[Collected data entries]
........

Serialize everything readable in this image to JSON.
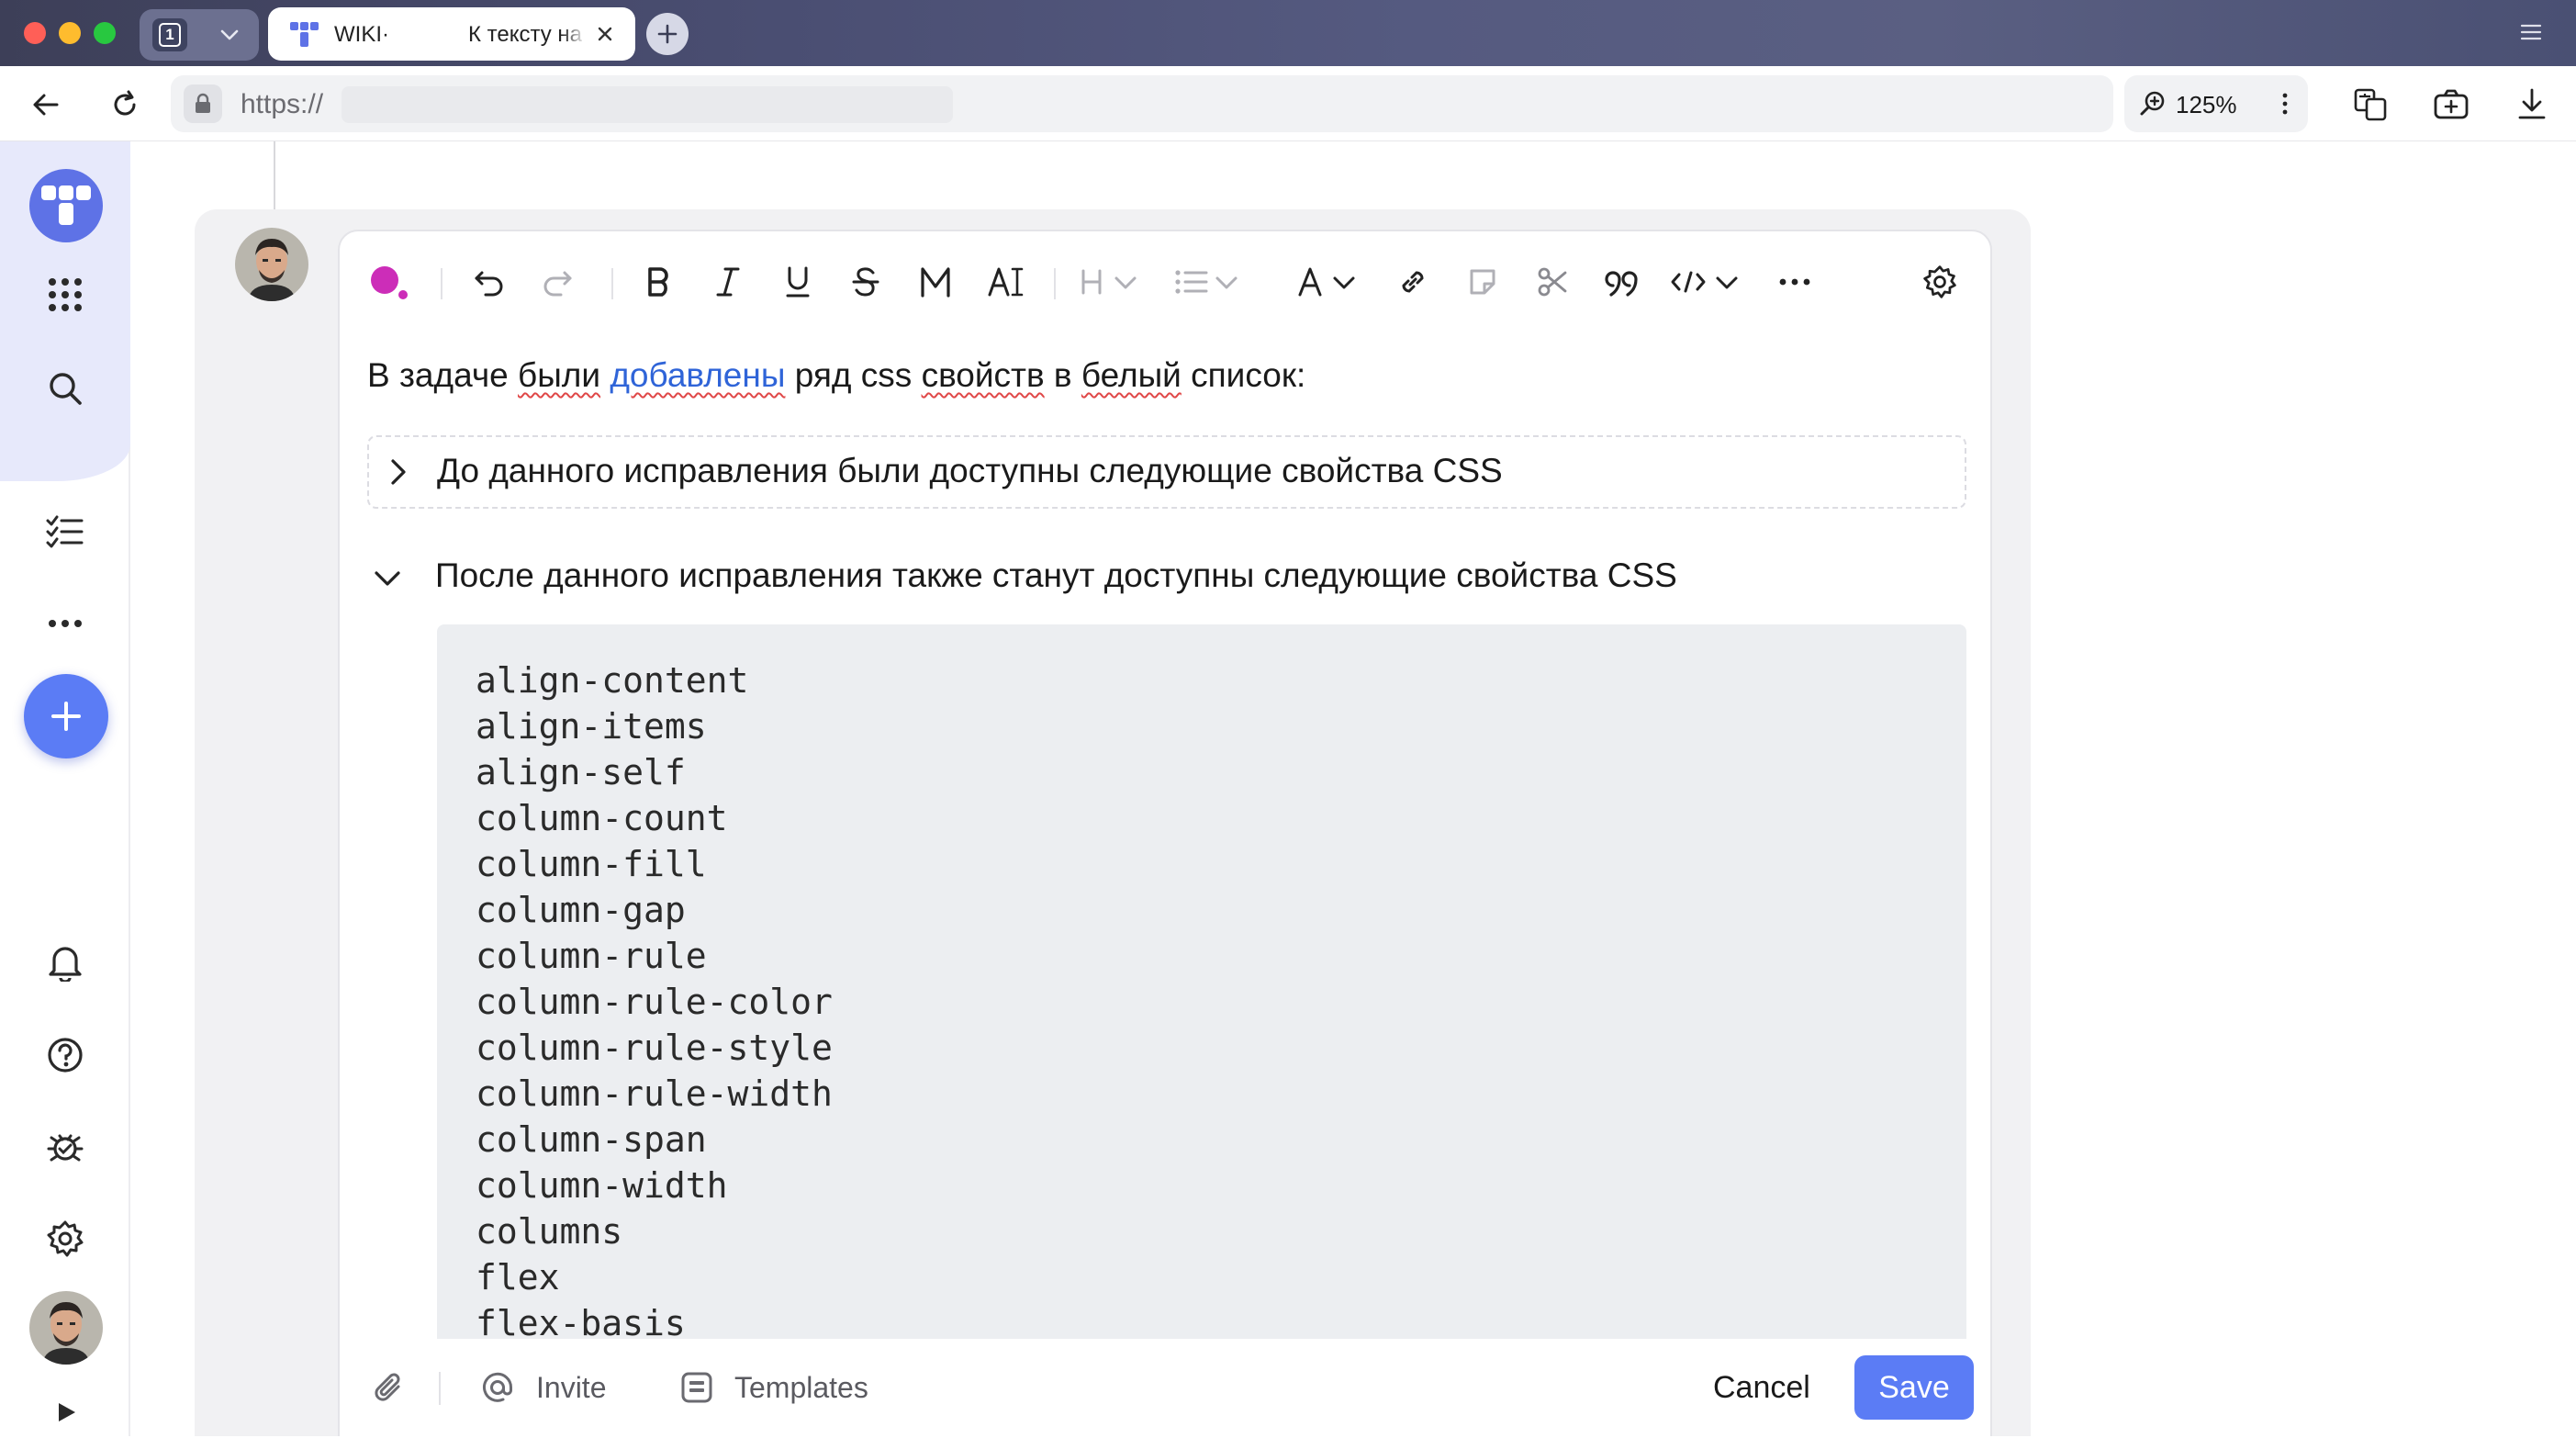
{
  "browser": {
    "tab_group_count": "1",
    "tab": {
      "title_prefix": "WIKI·",
      "title": "К тексту на"
    },
    "url": "https://",
    "zoom": "125%"
  },
  "editor": {
    "paragraph": {
      "before_link": "В задаче ",
      "w1": "были",
      "link_text": "добавлены",
      "w2": " ряд css ",
      "w3": "свойств",
      "w4": " в ",
      "w5": "белый",
      "after": " список:"
    },
    "cut_collapsed_title": "До данного исправления были доступны следующие свойства CSS",
    "cut_expanded_title": "После данного исправления также станут доступны следующие свойства CSS",
    "code_lines": "align-content\nalign-items\nalign-self\ncolumn-count\ncolumn-fill\ncolumn-gap\ncolumn-rule\ncolumn-rule-color\ncolumn-rule-style\ncolumn-rule-width\ncolumn-span\ncolumn-width\ncolumns\nflex\nflex-basis",
    "footer": {
      "invite_label": "Invite",
      "templates_label": "Templates",
      "cancel_label": "Cancel",
      "save_label": "Save"
    }
  },
  "colors": {
    "accent": "#5b7cf5",
    "text_color_dot": "#cc2db8",
    "link": "#2f64d8"
  }
}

........

▶ GOAL OF THE EXERCISE:
State how many lines hold the word "исправления". The number is the whole answer.

▶ RESPONSE TO THIS TASK:
2